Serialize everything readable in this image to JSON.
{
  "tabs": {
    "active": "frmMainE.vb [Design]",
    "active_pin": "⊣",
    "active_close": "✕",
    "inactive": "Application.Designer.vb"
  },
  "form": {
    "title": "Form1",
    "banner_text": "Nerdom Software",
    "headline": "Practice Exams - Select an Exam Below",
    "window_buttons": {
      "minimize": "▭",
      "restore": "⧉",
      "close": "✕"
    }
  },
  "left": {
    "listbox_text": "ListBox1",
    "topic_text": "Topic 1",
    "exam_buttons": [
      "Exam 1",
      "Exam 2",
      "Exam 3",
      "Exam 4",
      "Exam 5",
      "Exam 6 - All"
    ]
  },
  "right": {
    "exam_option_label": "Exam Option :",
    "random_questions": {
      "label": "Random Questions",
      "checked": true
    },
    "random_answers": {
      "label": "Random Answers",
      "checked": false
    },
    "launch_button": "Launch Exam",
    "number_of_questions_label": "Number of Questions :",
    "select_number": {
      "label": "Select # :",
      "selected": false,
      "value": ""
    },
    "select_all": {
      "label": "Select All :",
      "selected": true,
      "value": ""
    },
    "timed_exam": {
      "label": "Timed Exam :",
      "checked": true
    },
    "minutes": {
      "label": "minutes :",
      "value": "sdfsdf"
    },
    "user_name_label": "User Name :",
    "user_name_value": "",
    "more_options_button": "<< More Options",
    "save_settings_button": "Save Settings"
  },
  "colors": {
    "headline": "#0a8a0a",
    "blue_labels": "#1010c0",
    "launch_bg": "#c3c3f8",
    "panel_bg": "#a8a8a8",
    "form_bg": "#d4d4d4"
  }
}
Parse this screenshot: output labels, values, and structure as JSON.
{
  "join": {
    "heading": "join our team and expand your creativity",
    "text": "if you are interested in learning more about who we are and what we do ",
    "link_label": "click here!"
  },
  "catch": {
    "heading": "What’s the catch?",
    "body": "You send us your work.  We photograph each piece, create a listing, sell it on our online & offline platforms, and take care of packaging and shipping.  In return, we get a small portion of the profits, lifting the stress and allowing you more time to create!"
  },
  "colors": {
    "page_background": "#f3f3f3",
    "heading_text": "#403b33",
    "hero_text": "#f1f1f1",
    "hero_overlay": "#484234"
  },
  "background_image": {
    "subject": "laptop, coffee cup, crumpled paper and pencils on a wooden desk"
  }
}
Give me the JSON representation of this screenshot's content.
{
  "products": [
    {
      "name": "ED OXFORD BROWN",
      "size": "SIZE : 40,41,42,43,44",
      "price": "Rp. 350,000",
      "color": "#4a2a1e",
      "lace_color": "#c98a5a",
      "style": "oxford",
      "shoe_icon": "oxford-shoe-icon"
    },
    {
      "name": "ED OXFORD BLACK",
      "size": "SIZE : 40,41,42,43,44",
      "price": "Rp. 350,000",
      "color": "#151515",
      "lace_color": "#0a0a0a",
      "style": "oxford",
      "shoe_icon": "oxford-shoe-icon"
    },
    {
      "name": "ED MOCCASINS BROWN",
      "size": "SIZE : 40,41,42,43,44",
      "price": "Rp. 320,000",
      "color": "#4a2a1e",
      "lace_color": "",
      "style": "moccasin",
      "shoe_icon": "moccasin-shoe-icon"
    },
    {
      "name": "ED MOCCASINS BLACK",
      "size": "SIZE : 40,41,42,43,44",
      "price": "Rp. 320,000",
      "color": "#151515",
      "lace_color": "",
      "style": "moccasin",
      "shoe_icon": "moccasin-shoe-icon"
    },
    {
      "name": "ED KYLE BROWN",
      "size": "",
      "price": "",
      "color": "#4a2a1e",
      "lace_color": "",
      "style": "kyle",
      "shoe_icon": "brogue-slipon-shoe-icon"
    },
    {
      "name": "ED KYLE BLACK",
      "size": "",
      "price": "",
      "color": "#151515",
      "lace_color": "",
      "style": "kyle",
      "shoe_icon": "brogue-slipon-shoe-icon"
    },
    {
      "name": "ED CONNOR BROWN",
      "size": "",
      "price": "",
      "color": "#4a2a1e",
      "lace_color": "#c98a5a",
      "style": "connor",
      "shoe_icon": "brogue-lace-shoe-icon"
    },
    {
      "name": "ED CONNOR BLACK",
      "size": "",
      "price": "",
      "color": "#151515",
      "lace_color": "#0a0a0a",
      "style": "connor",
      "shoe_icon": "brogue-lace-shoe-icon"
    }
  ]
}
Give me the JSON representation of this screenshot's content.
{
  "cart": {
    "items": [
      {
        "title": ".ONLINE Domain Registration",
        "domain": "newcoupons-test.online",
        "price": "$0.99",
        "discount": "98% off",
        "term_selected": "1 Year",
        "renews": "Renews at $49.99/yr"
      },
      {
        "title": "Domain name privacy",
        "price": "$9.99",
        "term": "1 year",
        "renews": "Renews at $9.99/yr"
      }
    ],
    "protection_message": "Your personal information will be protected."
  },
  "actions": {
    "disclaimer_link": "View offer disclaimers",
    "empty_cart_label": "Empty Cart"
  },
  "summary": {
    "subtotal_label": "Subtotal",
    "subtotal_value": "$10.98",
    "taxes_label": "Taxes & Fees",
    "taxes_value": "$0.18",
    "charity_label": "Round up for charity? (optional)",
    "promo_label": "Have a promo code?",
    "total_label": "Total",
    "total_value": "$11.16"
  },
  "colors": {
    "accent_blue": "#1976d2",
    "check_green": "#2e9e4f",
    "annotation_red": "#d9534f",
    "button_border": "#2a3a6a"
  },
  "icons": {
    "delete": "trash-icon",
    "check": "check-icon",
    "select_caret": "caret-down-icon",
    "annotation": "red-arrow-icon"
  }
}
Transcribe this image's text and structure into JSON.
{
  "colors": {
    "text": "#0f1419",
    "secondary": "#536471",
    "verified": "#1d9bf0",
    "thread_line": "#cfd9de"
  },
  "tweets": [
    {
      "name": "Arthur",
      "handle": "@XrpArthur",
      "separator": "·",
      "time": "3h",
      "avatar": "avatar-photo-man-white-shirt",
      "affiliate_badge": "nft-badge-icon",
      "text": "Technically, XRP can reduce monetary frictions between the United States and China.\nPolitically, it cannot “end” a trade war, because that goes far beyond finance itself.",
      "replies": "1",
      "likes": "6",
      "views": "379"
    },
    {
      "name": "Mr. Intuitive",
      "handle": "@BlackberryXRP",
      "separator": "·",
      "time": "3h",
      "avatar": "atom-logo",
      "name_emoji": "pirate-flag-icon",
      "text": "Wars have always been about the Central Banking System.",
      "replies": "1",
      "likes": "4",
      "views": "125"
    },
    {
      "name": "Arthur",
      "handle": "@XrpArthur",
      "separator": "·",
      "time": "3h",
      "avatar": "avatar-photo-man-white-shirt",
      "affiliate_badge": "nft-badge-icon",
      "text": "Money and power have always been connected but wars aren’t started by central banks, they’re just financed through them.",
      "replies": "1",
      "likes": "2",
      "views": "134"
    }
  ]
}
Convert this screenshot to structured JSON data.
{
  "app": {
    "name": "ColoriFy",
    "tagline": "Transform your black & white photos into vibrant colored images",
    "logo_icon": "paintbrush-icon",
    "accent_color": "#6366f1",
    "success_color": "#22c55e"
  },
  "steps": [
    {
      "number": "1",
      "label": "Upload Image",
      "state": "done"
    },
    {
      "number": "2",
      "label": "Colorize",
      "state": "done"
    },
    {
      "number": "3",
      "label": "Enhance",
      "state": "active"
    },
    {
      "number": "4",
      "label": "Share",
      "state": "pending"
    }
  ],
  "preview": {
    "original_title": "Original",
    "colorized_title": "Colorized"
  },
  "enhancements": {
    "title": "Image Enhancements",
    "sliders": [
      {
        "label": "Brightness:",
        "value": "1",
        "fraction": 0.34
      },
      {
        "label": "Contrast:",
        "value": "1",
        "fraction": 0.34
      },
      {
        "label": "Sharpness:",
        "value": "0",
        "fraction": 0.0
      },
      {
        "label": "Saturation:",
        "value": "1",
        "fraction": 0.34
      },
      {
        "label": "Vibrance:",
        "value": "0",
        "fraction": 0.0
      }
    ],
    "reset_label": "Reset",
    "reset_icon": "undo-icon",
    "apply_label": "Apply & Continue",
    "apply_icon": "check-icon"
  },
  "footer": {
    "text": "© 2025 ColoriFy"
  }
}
# # # #
Count the lines in the entries that hold the word "been", and give nothing but the total.

The result >>
2